> _SOURCE TEXT_:
________
Annodex is a digital media format developed by CSIRO to provide annotation and indexing of continuous media, such as audio and video.
It is based on the Ogg container format, with an XML language called CMML (Continuous Media Markup Language) providing additional metadata. It is intended to create a Continuous Media Web (CMWeb), whereby continuous media can be manipulated in a similar manner to text media on the World Wide Web, including searching and dynamic arrangement of elements.
The specific design of the elements of the Continuous Media Web project were invented by Silvia Pfeiffer and Conrad Parker at CSIRO Australia in mid-2001. Some of the ideas behind CMML and the generic addressing of temporal offsets were proposed in a 1997 paper by Bill Simpson-Young and Ken Yap.
In January 2002 the Annodex team took on two students, Andrew Nesbit and Andre Pang, along with Simon Lai who became the first person to author meaningful content in CMML. During this time the basics of the Annodex technology were designed, including the design of temporal URI fragments, the basic DTDs, the choice of the Ogg encapsulation format and the initial design of the libraries.
By late 2004, Andre Pang developed the Annodex Plug-in for Mozilla Firefox Browsers, allowing for the playback of Annodex media encoded with the Ogg Theora video codec and the Ogg Vorbis audio codec. Time URIs implemented at the Location Bar provides the server-side seeking functionality on Annodex media and enables hyperlinking into and out of Annodex media through a table of contents clip list for CMML content.
________
> _REQUEST 1_: Put the records starting at the line that contains "column-divider[interactable] [227, 80, 228, 102]" and ending at the line that contains "file-type: 文件夹 [354, 137, 386, 149]" into a numbered list, with both of those lines included and blank lines left out.
The text and the records were taken from separate sources.

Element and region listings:
________
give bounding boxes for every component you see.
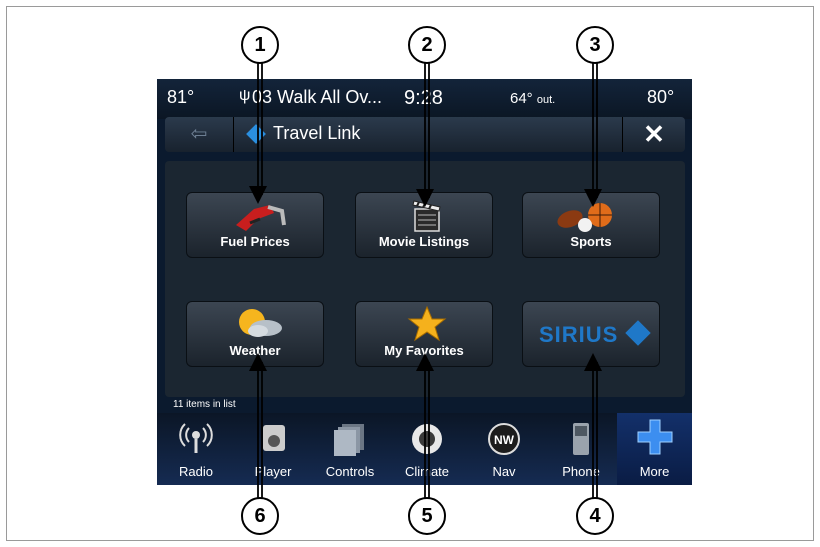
callout-1: 1: [241, 26, 279, 64]
callout-2: 2: [408, 26, 446, 64]
callout-arrows: [249, 62, 602, 498]
callout-4: 4: [576, 497, 614, 535]
callout-6: 6: [241, 497, 279, 535]
callout-3: 3: [576, 26, 614, 64]
callout-5: 5: [408, 497, 446, 535]
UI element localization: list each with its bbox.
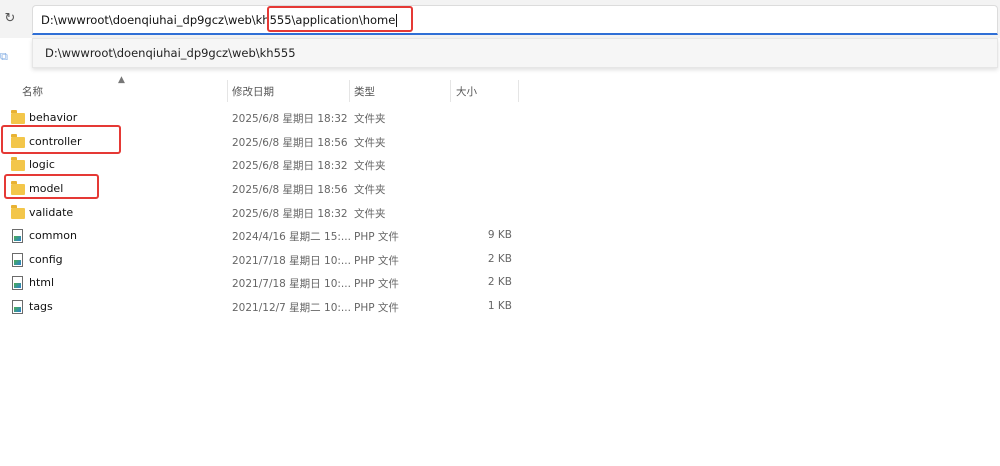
column-divider[interactable] [227, 80, 228, 102]
file-row[interactable]: tags 2021/12/7 星期二 10:... PHP 文件 1 KB [0, 296, 600, 319]
file-modified: 2025/6/8 星期日 18:56 [232, 137, 348, 149]
file-size: 2 KB [487, 276, 512, 288]
php-file-icon [12, 300, 23, 314]
suggestion-item[interactable]: D:\wwwroot\doenqiuhai_dp9gcz\web\kh555 [45, 46, 296, 60]
file-name: config [29, 253, 63, 266]
column-modified[interactable]: 修改日期 [232, 84, 274, 99]
file-type: 文件夹 [354, 160, 386, 172]
file-type: PHP 文件 [354, 278, 399, 290]
file-type: PHP 文件 [354, 255, 399, 267]
column-divider[interactable] [349, 80, 350, 102]
file-type: PHP 文件 [354, 302, 399, 314]
column-size[interactable]: 大小 [456, 84, 477, 99]
file-modified: 2025/6/8 星期日 18:32 [232, 208, 348, 220]
address-bar-area: ↻ D:\wwwroot\doenqiuhai_dp9gcz\web\kh555… [0, 0, 1000, 38]
file-name: logic [29, 158, 55, 171]
sort-up-icon: ▲ [118, 75, 125, 85]
column-name[interactable]: 名称 [22, 84, 43, 99]
file-name: validate [29, 206, 74, 219]
file-type: 文件夹 [354, 113, 386, 125]
file-modified: 2025/6/8 星期日 18:56 [232, 184, 348, 196]
file-row[interactable]: html 2021/7/18 星期日 10:... PHP 文件 2 KB [0, 272, 600, 295]
highlight-box-model [4, 174, 99, 199]
file-row[interactable]: config 2021/7/18 星期日 10:... PHP 文件 2 KB [0, 249, 600, 272]
file-type: PHP 文件 [354, 231, 399, 243]
file-row[interactable]: validate 2025/6/8 星期日 18:32 文件夹 [0, 202, 600, 225]
highlight-box-controller [1, 125, 121, 154]
address-suggestion-dropdown[interactable]: D:\wwwroot\doenqiuhai_dp9gcz\web\kh555 [32, 38, 998, 68]
file-name: tags [29, 300, 53, 313]
php-file-icon [12, 253, 23, 267]
file-modified: 2021/7/18 星期日 10:... [232, 255, 351, 267]
file-size: 9 KB [487, 229, 512, 241]
file-type: 文件夹 [354, 208, 386, 220]
file-size: 2 KB [487, 253, 512, 265]
file-name: html [29, 276, 55, 289]
column-divider[interactable] [518, 80, 519, 102]
copy-icon[interactable]: ⧉ [0, 50, 12, 68]
file-name: behavior [29, 111, 78, 124]
file-modified: 2024/4/16 星期二 15:... [232, 231, 351, 243]
highlight-box-address [267, 6, 413, 32]
file-type: 文件夹 [354, 137, 386, 149]
file-row[interactable]: common 2024/4/16 星期二 15:... PHP 文件 9 KB [0, 225, 600, 248]
php-file-icon [12, 229, 23, 243]
column-type[interactable]: 类型 [354, 84, 375, 99]
folder-icon [11, 205, 25, 219]
file-name: common [29, 229, 77, 242]
file-modified: 2025/6/8 星期日 18:32 [232, 113, 348, 125]
column-header: ▲ 名称 修改日期 类型 大小 [0, 75, 520, 102]
file-modified: 2021/12/7 星期二 10:... [232, 302, 351, 314]
column-divider[interactable] [450, 80, 451, 102]
folder-icon [11, 157, 25, 171]
file-size: 1 KB [487, 300, 512, 312]
php-file-icon [12, 276, 23, 290]
folder-icon [11, 110, 25, 124]
refresh-icon[interactable]: ↻ [2, 11, 18, 27]
address-input[interactable]: D:\wwwroot\doenqiuhai_dp9gcz\web\kh555\a… [32, 5, 998, 35]
file-modified: 2021/7/18 星期日 10:... [232, 278, 351, 290]
file-type: 文件夹 [354, 184, 386, 196]
file-modified: 2025/6/8 星期日 18:32 [232, 160, 348, 172]
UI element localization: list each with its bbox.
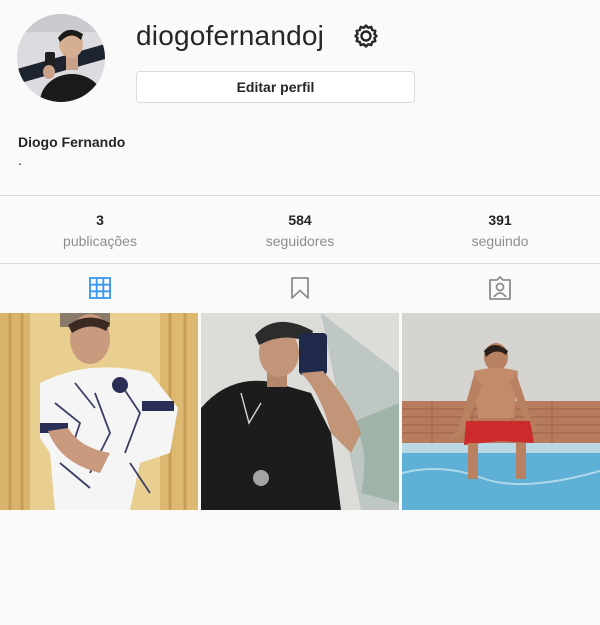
stat-posts-label: publicações (63, 233, 137, 249)
post-thumbnail[interactable] (402, 313, 600, 510)
tab-tagged[interactable] (400, 264, 600, 312)
profile-tabs (0, 264, 600, 312)
edit-profile-button[interactable]: Editar perfil (136, 71, 415, 103)
stat-following[interactable]: 391 seguindo (400, 196, 600, 263)
avatar[interactable] (17, 14, 105, 102)
post-photo (402, 313, 600, 510)
avatar-photo (17, 14, 105, 102)
post-thumbnail[interactable] (201, 313, 399, 510)
post-thumbnail[interactable] (0, 313, 198, 510)
tab-posts[interactable] (0, 264, 200, 312)
grid-icon (89, 277, 111, 299)
settings-icon[interactable] (352, 22, 380, 50)
post-photo (0, 313, 198, 510)
bookmark-icon (291, 277, 309, 299)
tab-saved[interactable] (200, 264, 400, 312)
stat-posts[interactable]: 3 publicações (0, 196, 200, 263)
full-name: Diogo Fernando (18, 134, 126, 150)
stat-followers-value: 584 (288, 212, 312, 228)
username: diogofernandoj (136, 20, 325, 51)
post-photo (201, 313, 399, 510)
stat-following-label: seguindo (471, 233, 529, 249)
stats-bar: 3 publicações 584 seguidores 391 seguind… (0, 196, 600, 263)
stat-following-value: 391 (488, 212, 512, 228)
tagged-icon (489, 276, 511, 300)
profile-header: diogofernandoj Editar perfil Diogo Ferna… (0, 0, 600, 195)
stat-followers[interactable]: 584 seguidores (200, 196, 400, 263)
stat-followers-label: seguidores (265, 233, 335, 249)
stat-posts-value: 3 (96, 212, 104, 228)
posts-grid (0, 313, 600, 510)
bio: . (18, 152, 22, 168)
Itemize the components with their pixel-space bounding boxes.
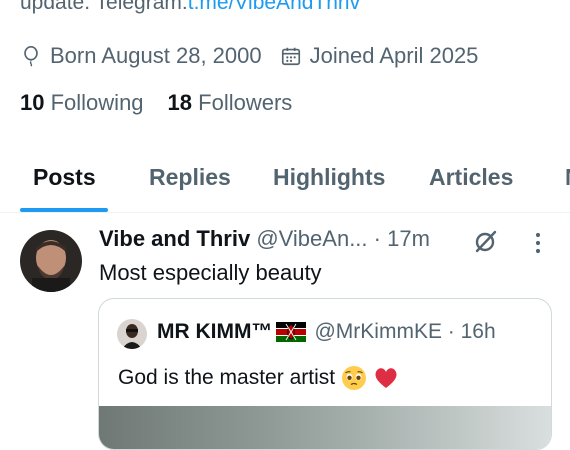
join-date: Joined April 2025	[280, 43, 479, 69]
join-date-text: Joined April 2025	[309, 43, 479, 68]
avatar[interactable]	[20, 230, 82, 292]
tab-posts[interactable]: Posts	[33, 164, 96, 191]
tab-articles[interactable]: Articles	[429, 164, 513, 191]
post-header: Vibe and Thriv @VibeAn... · 17m	[99, 226, 430, 252]
avatar-image	[20, 230, 82, 292]
author-name[interactable]: Vibe and Thriv	[99, 226, 250, 251]
tab-media[interactable]: M	[565, 164, 570, 191]
quote-header: MR KIMM™ @MrKimmKE · 16h	[157, 320, 496, 344]
quote-avatar-image	[117, 319, 147, 349]
quoted-post[interactable]: MR KIMM™ @MrKimmKE · 16h God is the mast…	[98, 298, 552, 450]
more-options-icon[interactable]	[530, 231, 546, 255]
follow-stats: 10 Following 18 Followers	[20, 90, 292, 116]
quote-text-row: God is the master artist	[118, 365, 399, 391]
followers-count: 18	[167, 90, 193, 115]
balloon-icon	[24, 46, 38, 67]
bio-prefix: update. Telegram:	[20, 0, 188, 14]
grok-icon[interactable]	[474, 229, 498, 253]
active-tab-indicator	[20, 208, 108, 212]
tab-highlights[interactable]: Highlights	[273, 164, 385, 191]
tab-replies[interactable]: Replies	[149, 164, 231, 191]
profile-meta: Born August 28, 2000 Joined April 2025	[20, 41, 478, 71]
following-count: 10	[20, 90, 45, 115]
calendar-icon	[281, 47, 300, 66]
followers-label: Followers	[198, 90, 293, 115]
birthdate: Born August 28, 2000	[20, 43, 262, 69]
telegram-link[interactable]: t.me/VibeAndThriv	[188, 0, 360, 14]
followers-link[interactable]: 18 Followers	[168, 90, 293, 116]
birthdate-text: Born August 28, 2000	[50, 43, 262, 68]
quote-text: God is the master artist	[118, 366, 336, 389]
post-text: Most especially beauty	[99, 260, 322, 285]
red-heart-emoji-icon	[375, 368, 397, 388]
following-label: Following	[50, 90, 144, 115]
following-link[interactable]: 10 Following	[20, 90, 144, 116]
pleading-face-emoji-icon	[342, 366, 367, 390]
author-handle[interactable]: @VibeAn...	[256, 226, 367, 251]
kenya-flag-icon	[276, 322, 307, 342]
profile-tabs: Posts Replies Highlights Articles M	[0, 150, 570, 213]
quote-media[interactable]	[99, 406, 551, 449]
bio-text: update. Telegram:t.me/VibeAndThriv	[20, 0, 360, 15]
post-time[interactable]: · 17m	[374, 226, 430, 251]
quote-author-name[interactable]: MR KIMM™	[157, 320, 272, 344]
quote-avatar[interactable]	[117, 319, 147, 349]
quote-handle-time[interactable]: @MrKimmKE · 16h	[314, 320, 495, 344]
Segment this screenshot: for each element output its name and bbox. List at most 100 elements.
________
> _REQUEST 2_: According to the Annodex text, who developed the Annodex Plug-in for Mozilla Firefox browsers?

> _CORRECT RESPONSE 1_:
1. column-divider[interactable] [227, 80, 228, 102]
2. file-row[interactable]: tags 2021/12/7 星期二 10:... PHP 文件 1 KB [0, 296, 600, 319]
3. file-modified: 2025/6/8 星期日 18:56 [232, 137, 348, 149]
4. file-size: 2 KB [487, 276, 512, 288]
5. php-file-icon [12, 300, 23, 314]
6. suggestion-item[interactable]: D:\wwwroot\doenqiuhai_dp9gcz\web\kh555 [45, 46, 296, 60]
7. file-name: config [29, 253, 63, 266]
8. column-modified[interactable]: 修改日期 [232, 84, 274, 99]
9. file-type: 文件夹 [354, 160, 386, 172]
10. file-type: PHP 文件 [354, 278, 399, 290]
11. file-type: PHP 文件 [354, 255, 399, 267]
12. column-divider[interactable] [349, 80, 350, 102]
13. file-type: PHP 文件 [354, 302, 399, 314]
14. column-size[interactable]: 大小 [456, 84, 477, 99]
15. file-modified: 2025/6/8 星期日 18:32 [232, 208, 348, 220]
16. address-bar-area: ↻ D:\wwwroot\doenqiuhai_dp9gcz\web\kh555… [0, 0, 1000, 38]
17. file-name: logic [29, 158, 55, 171]
18. sort-up-icon: ▲ [118, 75, 125, 85]
19. column-name[interactable]: 名称 [22, 84, 43, 99]
20. file-name: validate [29, 206, 74, 219]
21. file-type: 文件夹 [354, 113, 386, 125]
22. file-modified: 2025/6/8 星期日 18:56 [232, 184, 348, 196]
23. file-row[interactable]: html 2021/7/18 星期日 10:... PHP 文件 2 KB [0, 272, 600, 295]
24. highlight-box-model [4, 174, 99, 199]
25. file-row[interactable]: config 2021/7/18 星期日 10:... PHP 文件 2 KB [0, 249, 600, 272]
26. file-type: PHP 文件 [354, 231, 399, 243]
27. file-row[interactable]: validate 2025/6/8 星期日 18:32 文件夹 [0, 202, 600, 225]
28. highlight-box-controller [1, 125, 121, 154]
29. address-suggestion-dropdown[interactable]: D:\wwwroot\doenqiuhai_dp9gcz\web\kh555 [32, 38, 998, 68]
30. file-name: tags [29, 300, 53, 313]
31. php-file-icon [12, 253, 23, 267]
32. file-modified: 2021/7/18 星期日 10:... [232, 255, 351, 267]
33. file-size: 9 KB [487, 229, 512, 241]
34. file-type: 文件夹 [354, 208, 386, 220]
35. file-size: 2 KB [487, 253, 512, 265]
36. file-name: html [29, 276, 55, 289]
37. column-divider[interactable] [518, 80, 519, 102]
38. copy-icon[interactable]: ⧉ [0, 50, 12, 68]
39. file-name: behavior [29, 111, 78, 124]
40. file-modified: 2024/4/16 星期二 15:... [232, 231, 351, 243]
41. highlight-box-address [267, 6, 413, 32]
42. file-type: 文件夹 [354, 137, 386, 149]

> _CORRECT RESPONSE 2_: Andre Pang developed it.